→ **What the task asks**
Transcribe each line of the material as it is, and drop any picture.

→ **Information shown**
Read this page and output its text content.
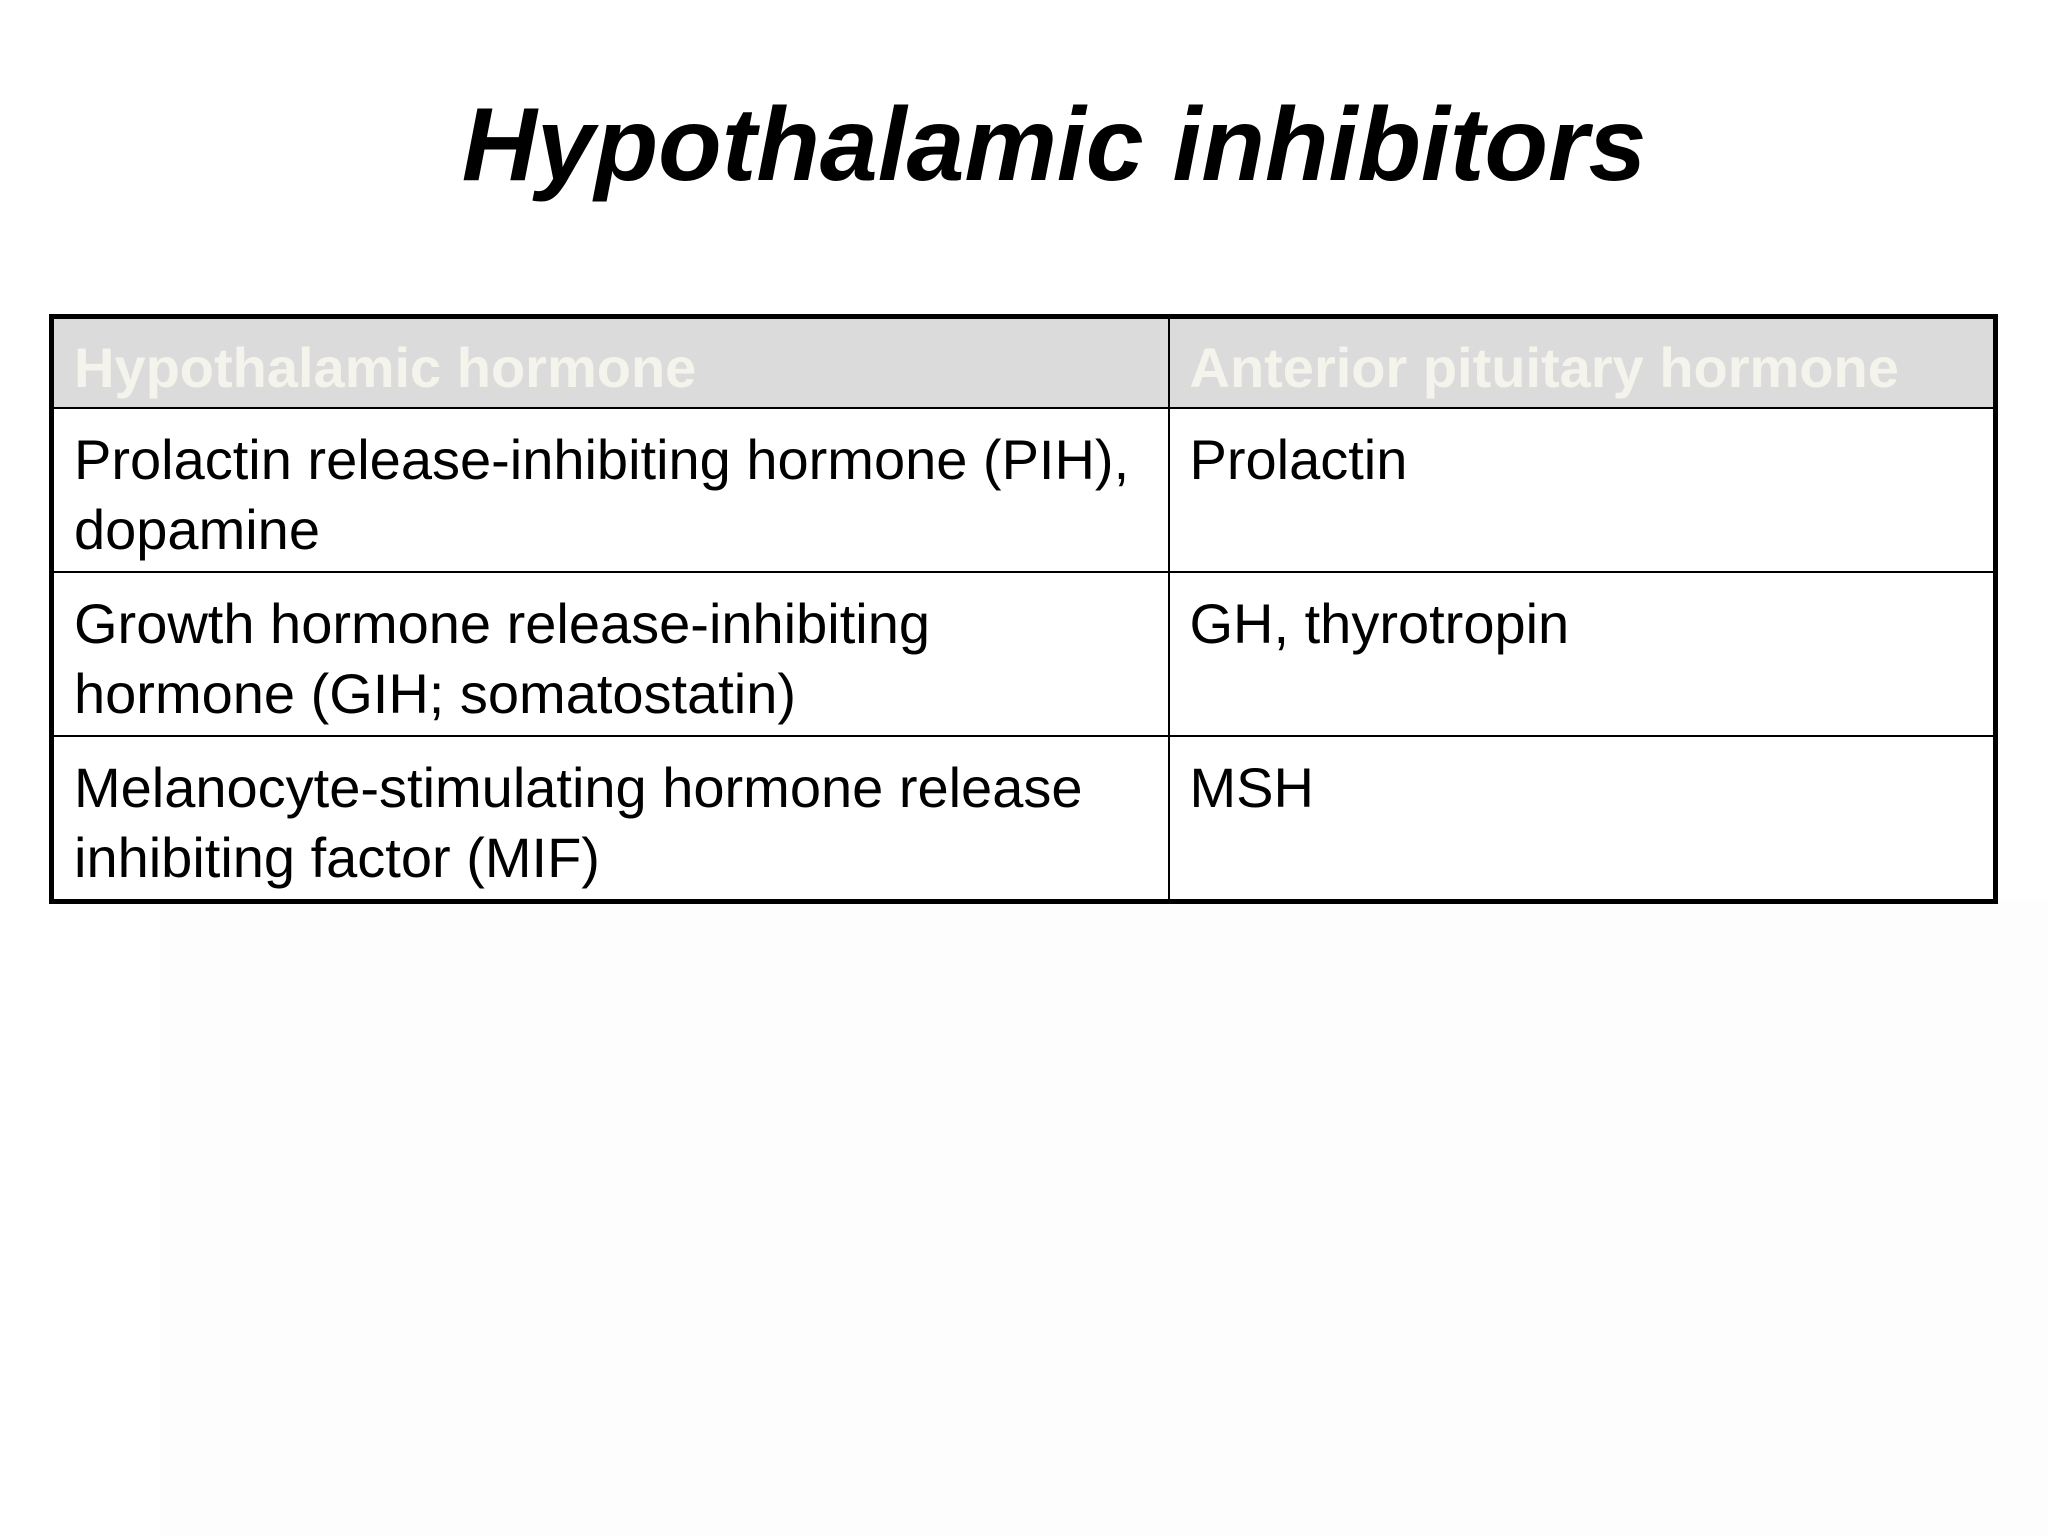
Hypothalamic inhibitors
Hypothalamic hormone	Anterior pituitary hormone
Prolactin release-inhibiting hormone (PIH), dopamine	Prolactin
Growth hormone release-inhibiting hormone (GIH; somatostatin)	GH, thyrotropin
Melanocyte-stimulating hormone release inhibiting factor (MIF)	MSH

→ **Solved problem**
Read this page and output its text content.
Hypothalamic inhibitors
Hypothalamic hormone	Anterior pituitary hormone
Prolactin release-inhibiting hormone (PIH), dopamine	Prolactin
Growth hormone release-inhibiting hormone (GIH; somatostatin)	GH, thyrotropin
Melanocyte-stimulating hormone release inhibiting factor (MIF)	MSH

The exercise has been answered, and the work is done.